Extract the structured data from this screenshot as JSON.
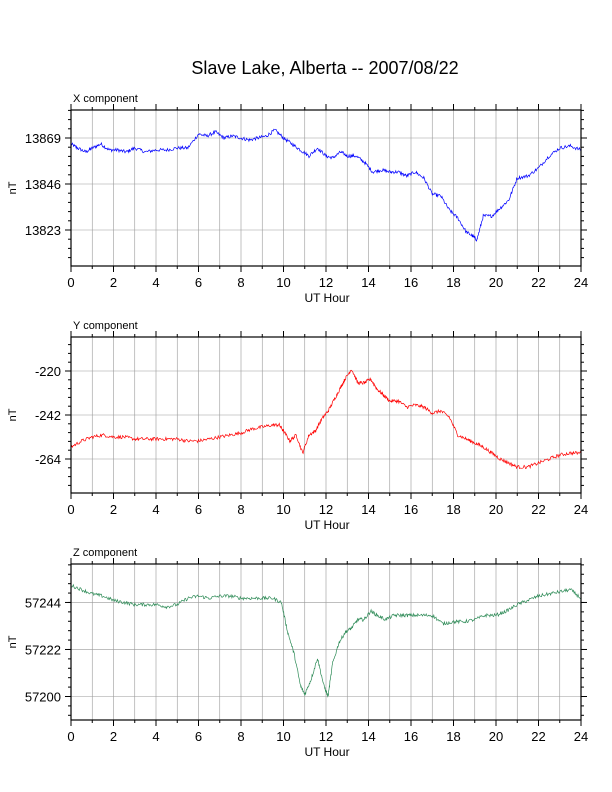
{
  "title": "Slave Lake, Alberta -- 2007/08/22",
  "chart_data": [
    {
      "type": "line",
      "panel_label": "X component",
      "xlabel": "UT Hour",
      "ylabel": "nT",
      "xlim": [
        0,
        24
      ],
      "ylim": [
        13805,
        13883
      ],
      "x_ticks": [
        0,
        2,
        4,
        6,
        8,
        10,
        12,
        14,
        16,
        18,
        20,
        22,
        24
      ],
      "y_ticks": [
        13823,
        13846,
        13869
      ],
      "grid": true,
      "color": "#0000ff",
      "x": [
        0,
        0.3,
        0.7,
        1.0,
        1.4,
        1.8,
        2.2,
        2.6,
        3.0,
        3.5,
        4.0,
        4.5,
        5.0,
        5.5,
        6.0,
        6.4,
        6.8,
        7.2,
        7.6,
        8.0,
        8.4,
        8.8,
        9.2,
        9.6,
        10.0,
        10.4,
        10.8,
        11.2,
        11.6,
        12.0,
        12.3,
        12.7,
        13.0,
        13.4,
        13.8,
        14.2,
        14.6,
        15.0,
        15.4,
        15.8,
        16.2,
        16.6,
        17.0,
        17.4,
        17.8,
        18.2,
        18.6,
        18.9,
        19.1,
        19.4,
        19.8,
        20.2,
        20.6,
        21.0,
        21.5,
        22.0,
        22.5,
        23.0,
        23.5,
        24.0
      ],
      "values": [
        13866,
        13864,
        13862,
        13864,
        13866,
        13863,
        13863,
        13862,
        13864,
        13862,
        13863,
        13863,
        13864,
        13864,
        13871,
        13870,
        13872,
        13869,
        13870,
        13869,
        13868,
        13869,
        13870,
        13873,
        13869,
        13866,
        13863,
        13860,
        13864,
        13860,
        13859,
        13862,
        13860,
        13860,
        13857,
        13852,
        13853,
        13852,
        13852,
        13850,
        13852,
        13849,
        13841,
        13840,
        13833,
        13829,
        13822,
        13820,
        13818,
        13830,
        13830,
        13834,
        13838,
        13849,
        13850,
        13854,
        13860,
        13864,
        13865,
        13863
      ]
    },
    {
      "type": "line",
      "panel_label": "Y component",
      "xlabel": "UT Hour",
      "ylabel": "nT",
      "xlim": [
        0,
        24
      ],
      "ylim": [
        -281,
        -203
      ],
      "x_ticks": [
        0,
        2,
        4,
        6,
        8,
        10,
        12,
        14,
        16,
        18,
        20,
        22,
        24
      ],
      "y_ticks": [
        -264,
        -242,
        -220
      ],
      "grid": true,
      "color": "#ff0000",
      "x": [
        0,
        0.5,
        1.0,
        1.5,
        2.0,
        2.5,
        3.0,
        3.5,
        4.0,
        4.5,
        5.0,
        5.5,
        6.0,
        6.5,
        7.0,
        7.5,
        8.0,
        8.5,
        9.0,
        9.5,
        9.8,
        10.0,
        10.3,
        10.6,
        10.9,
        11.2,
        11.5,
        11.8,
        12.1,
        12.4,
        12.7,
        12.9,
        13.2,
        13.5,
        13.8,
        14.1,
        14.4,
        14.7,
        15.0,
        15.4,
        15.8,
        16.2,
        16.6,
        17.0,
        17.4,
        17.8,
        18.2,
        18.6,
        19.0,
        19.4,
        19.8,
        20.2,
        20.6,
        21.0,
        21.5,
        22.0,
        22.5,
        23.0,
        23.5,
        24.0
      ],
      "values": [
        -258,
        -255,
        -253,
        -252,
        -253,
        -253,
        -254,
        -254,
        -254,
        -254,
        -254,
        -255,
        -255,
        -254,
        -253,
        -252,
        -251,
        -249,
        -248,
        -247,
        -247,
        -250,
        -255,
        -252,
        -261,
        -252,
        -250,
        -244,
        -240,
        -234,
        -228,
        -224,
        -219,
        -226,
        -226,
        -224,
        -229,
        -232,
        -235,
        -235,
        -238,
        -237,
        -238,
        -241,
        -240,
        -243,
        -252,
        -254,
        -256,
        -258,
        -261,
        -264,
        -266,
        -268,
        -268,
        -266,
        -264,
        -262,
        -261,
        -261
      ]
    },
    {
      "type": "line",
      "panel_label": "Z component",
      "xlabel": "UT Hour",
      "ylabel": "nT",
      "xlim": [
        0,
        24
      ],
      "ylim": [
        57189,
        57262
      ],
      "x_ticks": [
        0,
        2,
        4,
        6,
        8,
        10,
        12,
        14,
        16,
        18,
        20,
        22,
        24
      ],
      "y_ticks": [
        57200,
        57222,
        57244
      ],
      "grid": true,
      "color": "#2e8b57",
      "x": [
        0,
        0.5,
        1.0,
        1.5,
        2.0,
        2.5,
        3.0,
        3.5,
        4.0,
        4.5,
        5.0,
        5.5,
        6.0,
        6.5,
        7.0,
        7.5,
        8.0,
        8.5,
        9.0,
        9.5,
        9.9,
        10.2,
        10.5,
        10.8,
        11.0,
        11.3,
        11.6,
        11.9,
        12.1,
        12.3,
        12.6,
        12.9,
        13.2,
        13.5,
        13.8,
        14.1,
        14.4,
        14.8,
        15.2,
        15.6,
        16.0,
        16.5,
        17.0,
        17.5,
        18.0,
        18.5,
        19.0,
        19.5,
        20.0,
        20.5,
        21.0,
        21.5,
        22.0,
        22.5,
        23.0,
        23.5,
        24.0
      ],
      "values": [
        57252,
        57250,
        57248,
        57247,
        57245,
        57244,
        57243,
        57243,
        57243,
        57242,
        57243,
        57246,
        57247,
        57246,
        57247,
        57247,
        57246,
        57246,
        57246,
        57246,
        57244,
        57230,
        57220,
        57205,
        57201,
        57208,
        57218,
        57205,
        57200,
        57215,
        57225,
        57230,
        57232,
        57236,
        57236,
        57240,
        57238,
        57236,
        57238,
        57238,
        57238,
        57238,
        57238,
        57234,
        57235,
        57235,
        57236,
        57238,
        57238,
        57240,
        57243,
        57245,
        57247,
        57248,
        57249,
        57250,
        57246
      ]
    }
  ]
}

..............................

EXERCISE PROMPT: Without the pictures, write out every entry precisely as it appears.

RESPONSE TO THIS TASK:
Extract the structured data from this screenshot as JSON.
{
  "title": "Slave Lake, Alberta -- 2007/08/22",
  "chart_data": [
    {
      "type": "line",
      "panel_label": "X component",
      "xlabel": "UT Hour",
      "ylabel": "nT",
      "xlim": [
        0,
        24
      ],
      "ylim": [
        13805,
        13883
      ],
      "x_ticks": [
        0,
        2,
        4,
        6,
        8,
        10,
        12,
        14,
        16,
        18,
        20,
        22,
        24
      ],
      "y_ticks": [
        13823,
        13846,
        13869
      ],
      "grid": true,
      "color": "#0000ff",
      "x": [
        0,
        0.3,
        0.7,
        1.0,
        1.4,
        1.8,
        2.2,
        2.6,
        3.0,
        3.5,
        4.0,
        4.5,
        5.0,
        5.5,
        6.0,
        6.4,
        6.8,
        7.2,
        7.6,
        8.0,
        8.4,
        8.8,
        9.2,
        9.6,
        10.0,
        10.4,
        10.8,
        11.2,
        11.6,
        12.0,
        12.3,
        12.7,
        13.0,
        13.4,
        13.8,
        14.2,
        14.6,
        15.0,
        15.4,
        15.8,
        16.2,
        16.6,
        17.0,
        17.4,
        17.8,
        18.2,
        18.6,
        18.9,
        19.1,
        19.4,
        19.8,
        20.2,
        20.6,
        21.0,
        21.5,
        22.0,
        22.5,
        23.0,
        23.5,
        24.0
      ],
      "values": [
        13866,
        13864,
        13862,
        13864,
        13866,
        13863,
        13863,
        13862,
        13864,
        13862,
        13863,
        13863,
        13864,
        13864,
        13871,
        13870,
        13872,
        13869,
        13870,
        13869,
        13868,
        13869,
        13870,
        13873,
        13869,
        13866,
        13863,
        13860,
        13864,
        13860,
        13859,
        13862,
        13860,
        13860,
        13857,
        13852,
        13853,
        13852,
        13852,
        13850,
        13852,
        13849,
        13841,
        13840,
        13833,
        13829,
        13822,
        13820,
        13818,
        13830,
        13830,
        13834,
        13838,
        13849,
        13850,
        13854,
        13860,
        13864,
        13865,
        13863
      ]
    },
    {
      "type": "line",
      "panel_label": "Y component",
      "xlabel": "UT Hour",
      "ylabel": "nT",
      "xlim": [
        0,
        24
      ],
      "ylim": [
        -281,
        -203
      ],
      "x_ticks": [
        0,
        2,
        4,
        6,
        8,
        10,
        12,
        14,
        16,
        18,
        20,
        22,
        24
      ],
      "y_ticks": [
        -264,
        -242,
        -220
      ],
      "grid": true,
      "color": "#ff0000",
      "x": [
        0,
        0.5,
        1.0,
        1.5,
        2.0,
        2.5,
        3.0,
        3.5,
        4.0,
        4.5,
        5.0,
        5.5,
        6.0,
        6.5,
        7.0,
        7.5,
        8.0,
        8.5,
        9.0,
        9.5,
        9.8,
        10.0,
        10.3,
        10.6,
        10.9,
        11.2,
        11.5,
        11.8,
        12.1,
        12.4,
        12.7,
        12.9,
        13.2,
        13.5,
        13.8,
        14.1,
        14.4,
        14.7,
        15.0,
        15.4,
        15.8,
        16.2,
        16.6,
        17.0,
        17.4,
        17.8,
        18.2,
        18.6,
        19.0,
        19.4,
        19.8,
        20.2,
        20.6,
        21.0,
        21.5,
        22.0,
        22.5,
        23.0,
        23.5,
        24.0
      ],
      "values": [
        -258,
        -255,
        -253,
        -252,
        -253,
        -253,
        -254,
        -254,
        -254,
        -254,
        -254,
        -255,
        -255,
        -254,
        -253,
        -252,
        -251,
        -249,
        -248,
        -247,
        -247,
        -250,
        -255,
        -252,
        -261,
        -252,
        -250,
        -244,
        -240,
        -234,
        -228,
        -224,
        -219,
        -226,
        -226,
        -224,
        -229,
        -232,
        -235,
        -235,
        -238,
        -237,
        -238,
        -241,
        -240,
        -243,
        -252,
        -254,
        -256,
        -258,
        -261,
        -264,
        -266,
        -268,
        -268,
        -266,
        -264,
        -262,
        -261,
        -261
      ]
    },
    {
      "type": "line",
      "panel_label": "Z component",
      "xlabel": "UT Hour",
      "ylabel": "nT",
      "xlim": [
        0,
        24
      ],
      "ylim": [
        57189,
        57262
      ],
      "x_ticks": [
        0,
        2,
        4,
        6,
        8,
        10,
        12,
        14,
        16,
        18,
        20,
        22,
        24
      ],
      "y_ticks": [
        57200,
        57222,
        57244
      ],
      "grid": true,
      "color": "#2e8b57",
      "x": [
        0,
        0.5,
        1.0,
        1.5,
        2.0,
        2.5,
        3.0,
        3.5,
        4.0,
        4.5,
        5.0,
        5.5,
        6.0,
        6.5,
        7.0,
        7.5,
        8.0,
        8.5,
        9.0,
        9.5,
        9.9,
        10.2,
        10.5,
        10.8,
        11.0,
        11.3,
        11.6,
        11.9,
        12.1,
        12.3,
        12.6,
        12.9,
        13.2,
        13.5,
        13.8,
        14.1,
        14.4,
        14.8,
        15.2,
        15.6,
        16.0,
        16.5,
        17.0,
        17.5,
        18.0,
        18.5,
        19.0,
        19.5,
        20.0,
        20.5,
        21.0,
        21.5,
        22.0,
        22.5,
        23.0,
        23.5,
        24.0
      ],
      "values": [
        57252,
        57250,
        57248,
        57247,
        57245,
        57244,
        57243,
        57243,
        57243,
        57242,
        57243,
        57246,
        57247,
        57246,
        57247,
        57247,
        57246,
        57246,
        57246,
        57246,
        57244,
        57230,
        57220,
        57205,
        57201,
        57208,
        57218,
        57205,
        57200,
        57215,
        57225,
        57230,
        57232,
        57236,
        57236,
        57240,
        57238,
        57236,
        57238,
        57238,
        57238,
        57238,
        57238,
        57234,
        57235,
        57235,
        57236,
        57238,
        57238,
        57240,
        57243,
        57245,
        57247,
        57248,
        57249,
        57250,
        57246
      ]
    }
  ]
}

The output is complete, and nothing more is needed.